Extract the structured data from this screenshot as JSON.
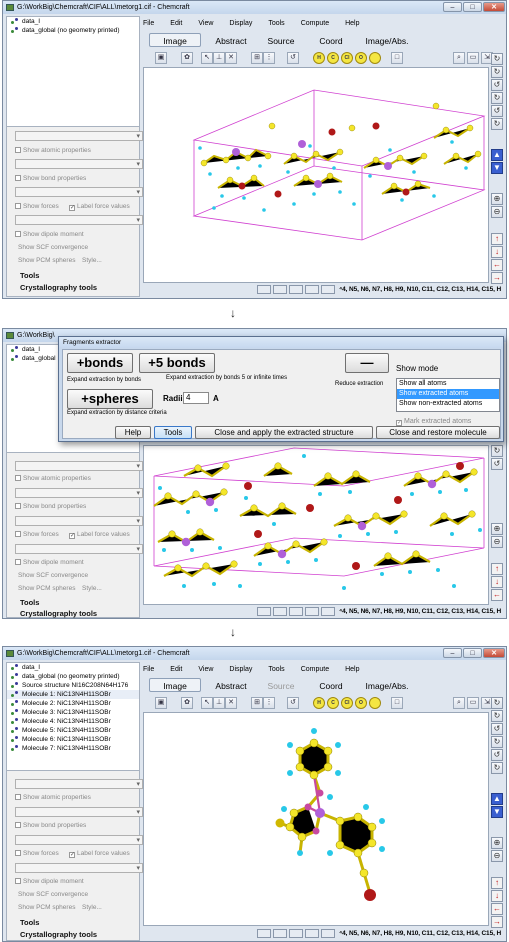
{
  "window1": {
    "title": "G:\\WorkBig\\Chemcraft\\CIF\\ALL\\metorg1.cif - Chemcraft",
    "tree": [
      "data_I",
      "data_global (no geometry printed)"
    ]
  },
  "window2": {
    "title": "G:\\WorkBig\\",
    "tree": [
      "data_I",
      "data_global"
    ]
  },
  "window3": {
    "title": "G:\\WorkBig\\Chemcraft\\CIF\\ALL\\metorg1.cif - Chemcraft",
    "tree": [
      "data_I",
      "data_global (no geometry printed)",
      "Source structure NI16C208N64H176",
      "Molecule 1: NiC13N4H11SOBr",
      "Molecule 2: NiC13N4H11SOBr",
      "Molecule 3: NiC13N4H11SOBr",
      "Molecule 4: NiC13N4H11SOBr",
      "Molecule 5: NiC13N4H11SOBr",
      "Molecule 6: NiC13N4H11SOBr",
      "Molecule 7: NiC13N4H11SOBr"
    ]
  },
  "window_controls": {
    "min": "–",
    "max": "□",
    "close": "✕"
  },
  "props": {
    "atomic": "Show atomic properties",
    "bond": "Show bond properties",
    "forces": "Show forces",
    "label_force": "Label force values",
    "dipole": "Show dipole moment",
    "scf": "Show SCF convergence",
    "pcm": "Show PCM spheres",
    "style": "Style...",
    "tools": "Tools",
    "crystal": "Crystallography tools"
  },
  "menu": [
    "File",
    "Edit",
    "View",
    "Display",
    "Tools",
    "Compute",
    "Help"
  ],
  "tabs": [
    "Image",
    "Abstract",
    "Source",
    "Coord",
    "Image/Abs."
  ],
  "status_text": "⁴4, N5, N6, N7, H8, H9, N10, C11, C12, C13, H14, C15, H",
  "arrow": "↓",
  "dialog": {
    "title": "Fragments extractor",
    "bonds_btn": "+bonds",
    "five_bonds_btn": "+5 bonds",
    "minus_btn": "—",
    "expand_bonds": "Expand extraction by bonds",
    "expand_bonds5": "Expand extraction by bonds 5 or infinite times",
    "reduce": "Reduce extraction",
    "spheres_btn": "+spheres",
    "radii_label": "Radii",
    "radii_value": "4",
    "radii_unit": "A",
    "expand_spheres": "Expand extraction by distance criteria",
    "show_mode_label": "Show mode",
    "modes": [
      "Show all atoms",
      "Show extracted atoms",
      "Show non-extracted atoms"
    ],
    "mark": "Mark extracted atoms",
    "help_btn": "Help",
    "tools_btn": "Tools",
    "apply_btn": "Close and apply the extracted structure",
    "restore_btn": "Close and restore molecule"
  },
  "colors": {
    "carbon": "#f4e62a",
    "hydrogen": "#28c8e8",
    "nickel": "#b060d8",
    "bromine": "#b01818",
    "cell": "#d040d0",
    "bond": "#c8b400"
  }
}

■ WRITTEN INSTRUCTION
Pick out each line in the material containing "Show".

■ RESPONSE TO THE EXERCISE
    "atomic": "Show atomic properties",
    "bond": "Show bond properties",
    "forces": "Show forces",
    "dipole": "Show dipole moment",
    "scf": "Show SCF convergence",
    "pcm": "Show PCM spheres",
    "show_mode_label": "Show mode",
      "Show all atoms",
      "Show extracted atoms",
      "Show non-extracted atoms"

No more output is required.